Report every line of the data below that contains the string "value", copying each such line in full. Case counts.
━━━━━━
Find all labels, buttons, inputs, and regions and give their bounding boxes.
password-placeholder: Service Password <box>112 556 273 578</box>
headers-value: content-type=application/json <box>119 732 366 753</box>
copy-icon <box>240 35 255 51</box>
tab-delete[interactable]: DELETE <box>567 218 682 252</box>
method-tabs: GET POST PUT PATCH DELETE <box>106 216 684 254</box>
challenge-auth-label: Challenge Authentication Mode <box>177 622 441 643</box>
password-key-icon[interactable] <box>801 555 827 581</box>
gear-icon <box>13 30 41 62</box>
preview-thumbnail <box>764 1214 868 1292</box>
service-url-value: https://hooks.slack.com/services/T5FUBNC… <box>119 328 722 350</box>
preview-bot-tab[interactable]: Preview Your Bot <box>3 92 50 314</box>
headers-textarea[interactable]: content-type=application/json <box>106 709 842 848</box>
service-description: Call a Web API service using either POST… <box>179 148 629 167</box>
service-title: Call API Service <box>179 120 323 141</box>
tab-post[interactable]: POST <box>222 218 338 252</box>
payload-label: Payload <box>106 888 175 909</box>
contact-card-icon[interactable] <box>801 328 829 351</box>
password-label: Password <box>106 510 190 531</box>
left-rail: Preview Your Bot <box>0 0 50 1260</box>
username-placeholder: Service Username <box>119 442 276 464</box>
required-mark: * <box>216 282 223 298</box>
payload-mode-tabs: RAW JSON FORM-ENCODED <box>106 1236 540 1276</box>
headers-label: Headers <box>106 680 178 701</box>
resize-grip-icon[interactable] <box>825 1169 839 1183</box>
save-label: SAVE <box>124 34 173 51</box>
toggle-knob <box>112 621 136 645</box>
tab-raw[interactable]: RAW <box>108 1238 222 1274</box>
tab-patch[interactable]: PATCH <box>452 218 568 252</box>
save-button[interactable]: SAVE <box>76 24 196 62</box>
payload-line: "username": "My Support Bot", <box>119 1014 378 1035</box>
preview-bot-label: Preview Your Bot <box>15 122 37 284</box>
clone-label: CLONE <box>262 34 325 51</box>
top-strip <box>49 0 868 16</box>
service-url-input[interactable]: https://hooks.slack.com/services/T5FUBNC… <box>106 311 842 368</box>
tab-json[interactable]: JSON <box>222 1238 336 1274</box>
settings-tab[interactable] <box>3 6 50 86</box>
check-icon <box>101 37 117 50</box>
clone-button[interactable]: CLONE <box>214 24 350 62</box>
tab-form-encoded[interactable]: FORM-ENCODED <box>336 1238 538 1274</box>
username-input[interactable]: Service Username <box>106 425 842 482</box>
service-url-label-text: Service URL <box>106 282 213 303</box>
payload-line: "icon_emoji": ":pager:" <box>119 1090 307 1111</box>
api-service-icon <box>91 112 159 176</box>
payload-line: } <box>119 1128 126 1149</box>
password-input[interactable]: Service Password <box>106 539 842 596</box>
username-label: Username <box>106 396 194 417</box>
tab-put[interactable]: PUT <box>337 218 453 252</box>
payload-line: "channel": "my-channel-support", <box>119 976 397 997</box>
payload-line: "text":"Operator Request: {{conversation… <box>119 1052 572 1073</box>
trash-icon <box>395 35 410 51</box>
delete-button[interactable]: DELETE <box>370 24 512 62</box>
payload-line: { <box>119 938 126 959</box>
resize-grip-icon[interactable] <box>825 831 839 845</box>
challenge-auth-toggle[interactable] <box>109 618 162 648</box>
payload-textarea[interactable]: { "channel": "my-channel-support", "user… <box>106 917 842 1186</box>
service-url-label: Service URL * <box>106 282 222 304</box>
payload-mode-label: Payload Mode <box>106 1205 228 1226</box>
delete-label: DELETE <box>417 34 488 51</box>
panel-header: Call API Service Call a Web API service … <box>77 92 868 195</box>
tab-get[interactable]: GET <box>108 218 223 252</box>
━━━━━━
**Expected answer**
headers-value: content-type=application/json <box>119 732 366 753</box>
service-url-value: https://hooks.slack.com/services/T5FUBNC… <box>119 328 722 350</box>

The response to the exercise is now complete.